··· PASSAGE SHOWN

There were profiles on women like Maya Angelou, Gloria Steinem and Margaret Thatcher. The funny thing about Steinem was that the only things I’d heard about her was that she was a “man-hating feminist with hairy legs.” Before I even knew what feminist was, it was already associated with hate and, oddly enough, body hair. But through these magazines I learned that she was a thoughtful and sensitive writer who had challenged male power structures. Reading these magazines taught me more about being a feminist than anything else ever has.
Now a days, magazines like Marie Claire and Elle are writing about the US Election and informing women about the candidates perspectives on “female” issues such as equal pay, maternity leave and not having to tolerate being called “fat pigs” by orange men with the muscle to fat ration of a melting fudgesicle – or any person.

······
··· MATERIAL SHOWN

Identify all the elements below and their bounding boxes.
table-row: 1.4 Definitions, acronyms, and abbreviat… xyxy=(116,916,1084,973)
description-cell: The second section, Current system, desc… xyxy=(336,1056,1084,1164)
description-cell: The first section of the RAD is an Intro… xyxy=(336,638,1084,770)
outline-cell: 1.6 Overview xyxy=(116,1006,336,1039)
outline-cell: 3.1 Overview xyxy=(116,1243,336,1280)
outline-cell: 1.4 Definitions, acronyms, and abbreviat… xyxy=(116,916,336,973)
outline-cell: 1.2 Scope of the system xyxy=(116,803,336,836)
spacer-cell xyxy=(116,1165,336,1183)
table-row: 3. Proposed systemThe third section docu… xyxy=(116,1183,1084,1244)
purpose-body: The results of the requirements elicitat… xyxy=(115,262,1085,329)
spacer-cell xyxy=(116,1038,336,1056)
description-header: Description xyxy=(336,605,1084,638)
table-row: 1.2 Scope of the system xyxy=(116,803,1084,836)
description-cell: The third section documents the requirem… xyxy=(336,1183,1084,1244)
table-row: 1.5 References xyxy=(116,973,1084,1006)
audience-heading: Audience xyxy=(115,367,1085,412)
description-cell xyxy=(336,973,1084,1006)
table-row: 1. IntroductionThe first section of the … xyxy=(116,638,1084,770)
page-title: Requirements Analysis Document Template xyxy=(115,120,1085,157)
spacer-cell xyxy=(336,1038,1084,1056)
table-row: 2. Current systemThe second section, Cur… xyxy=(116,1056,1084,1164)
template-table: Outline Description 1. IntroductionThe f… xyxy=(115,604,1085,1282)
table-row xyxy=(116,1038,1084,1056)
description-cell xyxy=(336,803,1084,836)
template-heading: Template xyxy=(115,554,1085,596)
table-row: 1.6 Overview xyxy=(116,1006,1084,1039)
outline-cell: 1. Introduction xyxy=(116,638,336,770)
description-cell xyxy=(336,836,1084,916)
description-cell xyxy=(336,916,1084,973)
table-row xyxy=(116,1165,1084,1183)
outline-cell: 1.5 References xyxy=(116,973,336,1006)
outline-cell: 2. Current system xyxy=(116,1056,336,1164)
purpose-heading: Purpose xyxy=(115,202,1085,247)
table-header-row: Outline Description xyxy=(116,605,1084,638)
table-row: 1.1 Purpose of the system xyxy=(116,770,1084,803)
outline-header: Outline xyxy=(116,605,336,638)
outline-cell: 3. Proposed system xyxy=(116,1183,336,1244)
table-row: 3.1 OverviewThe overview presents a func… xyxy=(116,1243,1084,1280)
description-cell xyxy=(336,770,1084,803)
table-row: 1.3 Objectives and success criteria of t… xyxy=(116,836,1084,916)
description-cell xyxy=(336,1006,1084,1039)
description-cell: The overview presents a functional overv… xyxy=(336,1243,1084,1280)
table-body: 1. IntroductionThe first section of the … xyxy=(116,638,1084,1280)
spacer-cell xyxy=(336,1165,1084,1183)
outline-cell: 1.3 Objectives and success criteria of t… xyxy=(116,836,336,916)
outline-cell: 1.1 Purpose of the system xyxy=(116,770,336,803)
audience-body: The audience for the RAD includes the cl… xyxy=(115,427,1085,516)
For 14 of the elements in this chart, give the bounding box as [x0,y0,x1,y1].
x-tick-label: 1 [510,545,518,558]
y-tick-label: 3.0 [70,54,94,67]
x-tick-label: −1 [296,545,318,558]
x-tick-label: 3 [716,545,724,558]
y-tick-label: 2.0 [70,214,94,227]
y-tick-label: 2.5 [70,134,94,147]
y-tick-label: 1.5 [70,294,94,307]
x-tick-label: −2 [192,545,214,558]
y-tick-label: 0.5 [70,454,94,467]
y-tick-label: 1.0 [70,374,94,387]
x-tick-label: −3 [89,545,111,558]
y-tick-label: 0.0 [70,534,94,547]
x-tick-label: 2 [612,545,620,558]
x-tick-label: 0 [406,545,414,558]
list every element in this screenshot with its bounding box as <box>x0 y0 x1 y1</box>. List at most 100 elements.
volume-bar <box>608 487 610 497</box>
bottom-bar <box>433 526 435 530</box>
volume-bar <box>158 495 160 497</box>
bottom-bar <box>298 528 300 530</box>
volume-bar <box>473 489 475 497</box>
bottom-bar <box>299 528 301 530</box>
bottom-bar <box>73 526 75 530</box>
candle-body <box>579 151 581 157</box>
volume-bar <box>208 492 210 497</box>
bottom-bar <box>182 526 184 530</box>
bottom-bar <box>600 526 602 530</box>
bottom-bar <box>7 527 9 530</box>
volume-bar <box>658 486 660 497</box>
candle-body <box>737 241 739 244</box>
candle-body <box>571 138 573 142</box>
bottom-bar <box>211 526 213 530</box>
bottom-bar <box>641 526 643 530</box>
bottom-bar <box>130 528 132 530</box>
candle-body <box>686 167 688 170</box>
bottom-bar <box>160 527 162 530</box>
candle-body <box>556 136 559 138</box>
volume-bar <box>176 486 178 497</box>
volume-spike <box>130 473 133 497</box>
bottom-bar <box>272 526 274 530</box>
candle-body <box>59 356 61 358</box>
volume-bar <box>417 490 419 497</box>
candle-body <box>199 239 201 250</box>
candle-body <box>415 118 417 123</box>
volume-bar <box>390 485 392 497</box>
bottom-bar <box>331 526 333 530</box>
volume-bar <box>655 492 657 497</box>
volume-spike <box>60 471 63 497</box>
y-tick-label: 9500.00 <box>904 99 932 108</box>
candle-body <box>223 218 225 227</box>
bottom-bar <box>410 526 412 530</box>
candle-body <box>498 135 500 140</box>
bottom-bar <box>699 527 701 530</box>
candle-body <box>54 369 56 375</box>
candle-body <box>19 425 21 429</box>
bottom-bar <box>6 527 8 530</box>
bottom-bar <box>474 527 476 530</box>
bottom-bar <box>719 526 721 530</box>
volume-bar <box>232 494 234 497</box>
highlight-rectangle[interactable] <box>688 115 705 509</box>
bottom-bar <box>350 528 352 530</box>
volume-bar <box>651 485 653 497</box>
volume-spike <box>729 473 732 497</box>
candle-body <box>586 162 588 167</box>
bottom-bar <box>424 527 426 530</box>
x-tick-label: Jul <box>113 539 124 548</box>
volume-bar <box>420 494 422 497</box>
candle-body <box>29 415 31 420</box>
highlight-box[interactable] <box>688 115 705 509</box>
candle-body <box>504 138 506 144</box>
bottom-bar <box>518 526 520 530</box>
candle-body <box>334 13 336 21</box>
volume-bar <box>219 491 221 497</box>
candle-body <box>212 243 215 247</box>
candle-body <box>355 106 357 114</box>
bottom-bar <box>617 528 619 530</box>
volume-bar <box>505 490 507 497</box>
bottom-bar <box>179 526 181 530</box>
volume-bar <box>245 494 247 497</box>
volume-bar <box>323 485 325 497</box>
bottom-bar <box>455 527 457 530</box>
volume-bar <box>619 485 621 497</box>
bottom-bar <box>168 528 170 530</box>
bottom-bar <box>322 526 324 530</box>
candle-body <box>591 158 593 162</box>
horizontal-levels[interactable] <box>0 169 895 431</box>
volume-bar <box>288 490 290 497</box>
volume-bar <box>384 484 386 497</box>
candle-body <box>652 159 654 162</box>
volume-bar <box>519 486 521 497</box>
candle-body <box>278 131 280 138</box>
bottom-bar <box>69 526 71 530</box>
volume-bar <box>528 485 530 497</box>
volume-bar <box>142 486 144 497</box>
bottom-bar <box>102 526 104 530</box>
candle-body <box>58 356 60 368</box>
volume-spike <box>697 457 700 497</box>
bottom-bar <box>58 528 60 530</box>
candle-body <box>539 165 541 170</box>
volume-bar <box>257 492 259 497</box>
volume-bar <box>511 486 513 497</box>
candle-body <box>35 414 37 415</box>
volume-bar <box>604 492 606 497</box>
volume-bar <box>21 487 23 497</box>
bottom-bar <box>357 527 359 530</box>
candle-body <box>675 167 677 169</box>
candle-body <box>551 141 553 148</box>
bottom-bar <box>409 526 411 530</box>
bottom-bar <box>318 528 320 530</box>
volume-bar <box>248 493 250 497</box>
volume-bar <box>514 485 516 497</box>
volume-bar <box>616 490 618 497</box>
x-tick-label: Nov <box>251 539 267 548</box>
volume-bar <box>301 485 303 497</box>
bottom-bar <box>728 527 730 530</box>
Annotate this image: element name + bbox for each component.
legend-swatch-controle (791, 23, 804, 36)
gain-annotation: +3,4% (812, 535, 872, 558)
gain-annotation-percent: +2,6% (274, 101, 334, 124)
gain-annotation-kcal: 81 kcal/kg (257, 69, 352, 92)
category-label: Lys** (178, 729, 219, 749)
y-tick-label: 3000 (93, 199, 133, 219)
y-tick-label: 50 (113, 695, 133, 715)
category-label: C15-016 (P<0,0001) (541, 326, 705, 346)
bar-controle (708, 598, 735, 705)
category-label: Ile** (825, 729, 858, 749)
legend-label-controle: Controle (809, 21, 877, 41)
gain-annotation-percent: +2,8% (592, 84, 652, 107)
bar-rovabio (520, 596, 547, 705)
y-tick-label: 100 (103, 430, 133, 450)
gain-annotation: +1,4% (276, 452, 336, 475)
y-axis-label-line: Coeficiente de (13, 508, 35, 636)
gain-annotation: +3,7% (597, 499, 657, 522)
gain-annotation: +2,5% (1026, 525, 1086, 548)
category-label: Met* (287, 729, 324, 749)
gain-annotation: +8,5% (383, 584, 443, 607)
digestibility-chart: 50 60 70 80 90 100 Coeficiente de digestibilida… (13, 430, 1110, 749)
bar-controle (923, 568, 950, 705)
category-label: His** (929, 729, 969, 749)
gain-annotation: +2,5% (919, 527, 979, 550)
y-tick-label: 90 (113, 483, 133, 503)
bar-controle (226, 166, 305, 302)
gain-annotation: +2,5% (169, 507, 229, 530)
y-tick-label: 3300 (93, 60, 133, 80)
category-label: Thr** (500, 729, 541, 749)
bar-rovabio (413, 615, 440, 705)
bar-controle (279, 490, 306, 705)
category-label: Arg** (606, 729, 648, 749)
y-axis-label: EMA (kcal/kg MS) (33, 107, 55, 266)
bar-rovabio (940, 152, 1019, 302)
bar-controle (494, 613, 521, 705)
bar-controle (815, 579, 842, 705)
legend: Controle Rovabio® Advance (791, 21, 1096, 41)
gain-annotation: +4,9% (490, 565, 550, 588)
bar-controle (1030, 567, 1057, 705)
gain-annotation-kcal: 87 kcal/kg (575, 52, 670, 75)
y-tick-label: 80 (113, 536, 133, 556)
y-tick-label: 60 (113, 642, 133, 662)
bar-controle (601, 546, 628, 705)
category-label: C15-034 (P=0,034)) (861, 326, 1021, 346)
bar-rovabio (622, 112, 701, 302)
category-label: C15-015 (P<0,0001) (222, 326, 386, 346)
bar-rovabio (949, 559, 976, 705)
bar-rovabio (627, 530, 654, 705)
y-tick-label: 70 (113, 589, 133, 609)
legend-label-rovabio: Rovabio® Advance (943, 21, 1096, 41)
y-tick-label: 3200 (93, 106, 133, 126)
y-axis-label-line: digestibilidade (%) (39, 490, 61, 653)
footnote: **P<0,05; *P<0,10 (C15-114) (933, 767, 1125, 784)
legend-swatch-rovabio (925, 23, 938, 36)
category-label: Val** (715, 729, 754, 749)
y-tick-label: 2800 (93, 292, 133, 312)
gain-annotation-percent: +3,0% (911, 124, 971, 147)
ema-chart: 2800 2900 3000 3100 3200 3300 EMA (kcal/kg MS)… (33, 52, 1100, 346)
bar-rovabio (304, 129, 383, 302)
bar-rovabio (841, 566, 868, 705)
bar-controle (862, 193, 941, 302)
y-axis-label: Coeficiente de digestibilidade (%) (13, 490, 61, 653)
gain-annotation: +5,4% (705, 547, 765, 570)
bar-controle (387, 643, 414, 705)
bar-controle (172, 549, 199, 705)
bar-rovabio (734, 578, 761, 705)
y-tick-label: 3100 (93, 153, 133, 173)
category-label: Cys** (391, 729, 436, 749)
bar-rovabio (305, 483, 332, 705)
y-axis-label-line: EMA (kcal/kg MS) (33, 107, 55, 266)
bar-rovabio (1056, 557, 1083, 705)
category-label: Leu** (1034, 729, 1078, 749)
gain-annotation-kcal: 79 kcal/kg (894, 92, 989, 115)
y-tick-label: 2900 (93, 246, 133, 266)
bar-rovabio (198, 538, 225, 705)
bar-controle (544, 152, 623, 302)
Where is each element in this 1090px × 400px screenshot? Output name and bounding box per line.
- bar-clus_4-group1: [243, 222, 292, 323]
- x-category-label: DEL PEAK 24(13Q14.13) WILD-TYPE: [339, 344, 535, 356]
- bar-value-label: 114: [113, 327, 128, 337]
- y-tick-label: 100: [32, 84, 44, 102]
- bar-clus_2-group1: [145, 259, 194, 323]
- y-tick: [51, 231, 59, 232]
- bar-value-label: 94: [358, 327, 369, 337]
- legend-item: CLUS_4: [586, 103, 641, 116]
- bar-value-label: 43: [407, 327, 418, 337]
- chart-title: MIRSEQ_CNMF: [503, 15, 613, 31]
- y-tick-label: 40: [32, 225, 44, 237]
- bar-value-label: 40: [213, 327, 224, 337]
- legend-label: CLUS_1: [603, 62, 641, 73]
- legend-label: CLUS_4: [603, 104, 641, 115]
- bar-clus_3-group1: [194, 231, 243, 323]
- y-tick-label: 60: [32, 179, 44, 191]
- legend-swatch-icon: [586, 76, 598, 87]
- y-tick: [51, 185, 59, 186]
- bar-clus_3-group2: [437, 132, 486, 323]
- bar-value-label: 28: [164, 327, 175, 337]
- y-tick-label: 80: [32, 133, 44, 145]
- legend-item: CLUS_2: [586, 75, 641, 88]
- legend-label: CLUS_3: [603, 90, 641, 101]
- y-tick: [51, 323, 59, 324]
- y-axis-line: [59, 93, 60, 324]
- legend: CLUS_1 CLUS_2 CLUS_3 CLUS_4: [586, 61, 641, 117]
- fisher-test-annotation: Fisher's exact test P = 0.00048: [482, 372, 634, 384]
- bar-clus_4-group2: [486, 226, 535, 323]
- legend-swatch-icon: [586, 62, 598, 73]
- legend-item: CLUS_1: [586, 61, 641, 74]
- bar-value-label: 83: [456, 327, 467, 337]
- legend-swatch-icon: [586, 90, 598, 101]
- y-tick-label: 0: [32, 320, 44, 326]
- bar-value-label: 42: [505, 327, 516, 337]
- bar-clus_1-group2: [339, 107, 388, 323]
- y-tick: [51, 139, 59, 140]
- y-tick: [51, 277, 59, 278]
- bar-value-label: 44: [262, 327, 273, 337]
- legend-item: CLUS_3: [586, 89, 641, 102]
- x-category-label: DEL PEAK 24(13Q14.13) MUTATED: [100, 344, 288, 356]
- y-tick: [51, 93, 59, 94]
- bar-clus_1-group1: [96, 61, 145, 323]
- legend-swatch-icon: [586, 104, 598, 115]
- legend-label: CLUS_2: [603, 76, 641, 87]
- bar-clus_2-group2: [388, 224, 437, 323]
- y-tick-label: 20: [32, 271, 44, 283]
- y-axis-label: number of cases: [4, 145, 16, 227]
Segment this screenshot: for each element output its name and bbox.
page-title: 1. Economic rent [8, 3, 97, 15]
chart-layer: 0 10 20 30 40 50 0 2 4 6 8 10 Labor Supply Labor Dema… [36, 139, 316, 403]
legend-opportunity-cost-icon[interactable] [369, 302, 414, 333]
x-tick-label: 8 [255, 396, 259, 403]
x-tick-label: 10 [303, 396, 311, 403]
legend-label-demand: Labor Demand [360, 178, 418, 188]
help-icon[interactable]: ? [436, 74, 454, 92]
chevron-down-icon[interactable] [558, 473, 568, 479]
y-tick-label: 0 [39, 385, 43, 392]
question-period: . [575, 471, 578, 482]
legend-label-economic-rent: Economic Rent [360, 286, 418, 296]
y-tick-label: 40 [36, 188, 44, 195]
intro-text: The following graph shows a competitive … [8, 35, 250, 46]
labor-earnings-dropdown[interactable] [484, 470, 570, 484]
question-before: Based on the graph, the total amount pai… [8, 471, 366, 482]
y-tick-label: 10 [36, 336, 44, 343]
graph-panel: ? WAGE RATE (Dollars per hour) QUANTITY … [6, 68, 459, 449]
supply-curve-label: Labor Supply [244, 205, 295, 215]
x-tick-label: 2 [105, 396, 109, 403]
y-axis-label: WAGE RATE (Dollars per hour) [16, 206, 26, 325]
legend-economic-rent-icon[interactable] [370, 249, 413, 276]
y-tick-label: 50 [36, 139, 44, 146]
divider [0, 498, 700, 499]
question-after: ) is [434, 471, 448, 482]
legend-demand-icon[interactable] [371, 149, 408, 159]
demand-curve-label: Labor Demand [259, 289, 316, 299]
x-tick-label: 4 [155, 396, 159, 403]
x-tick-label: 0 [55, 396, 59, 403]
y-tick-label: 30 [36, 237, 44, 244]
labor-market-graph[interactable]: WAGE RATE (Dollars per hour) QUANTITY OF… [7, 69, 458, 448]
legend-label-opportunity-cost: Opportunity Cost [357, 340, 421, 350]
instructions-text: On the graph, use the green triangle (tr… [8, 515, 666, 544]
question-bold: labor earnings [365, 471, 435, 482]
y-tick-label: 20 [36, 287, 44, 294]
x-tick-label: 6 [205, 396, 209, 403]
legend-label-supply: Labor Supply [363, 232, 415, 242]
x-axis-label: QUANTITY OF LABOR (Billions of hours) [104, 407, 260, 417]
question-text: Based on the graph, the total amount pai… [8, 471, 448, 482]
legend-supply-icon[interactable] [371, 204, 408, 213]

······

**PROBLEMS:**
(A) Update the essay on women's magazines from "There were profiles" up to and including "else ever has.", replacing "thoughtful" with "perceptive".
(B) According to the essay on women's magazines, which two magazines are now writing about the US Election?
(C) Resume the essay on women's magazines and feminism from its last sentence.
The records are separate from the essay on women's magazines and feminism.

**FINAL RESULTS:**
(A)
There were profiles on women like Maya Angelou, Gloria Steinem and Margaret Thatcher. The funny thing about Steinem was that the only things I’d heard about her was that she was a “man-hating feminist with hairy legs.” Before I even knew what feminist was, it was already associated with hate and, oddly enough, body hair. But through these magazines I learned that she was a perceptive and sensitive writer who had challenged male power structures. Reading these magazines taught me more about being a feminist than anything else ever has.

(B) Marie Claire and Elle.

(C)
Canadian fashion magazines are no slouches. First Nation’s activist and Mrs. Universe, Ashley Callingbull has ended up on the cover of Flare. And it was in More magazine that I learned about Kim Pate, a Canadian lawyer who works for the Association of Elizabeth Fry Societies and advocates for the fair treatment of inmates and who has been one of my heroes ever since.
Fashion magazines have their problems, that’s for sure. But I think you should look beneath the shiny cover before you dismiss them with a hastily shared meme.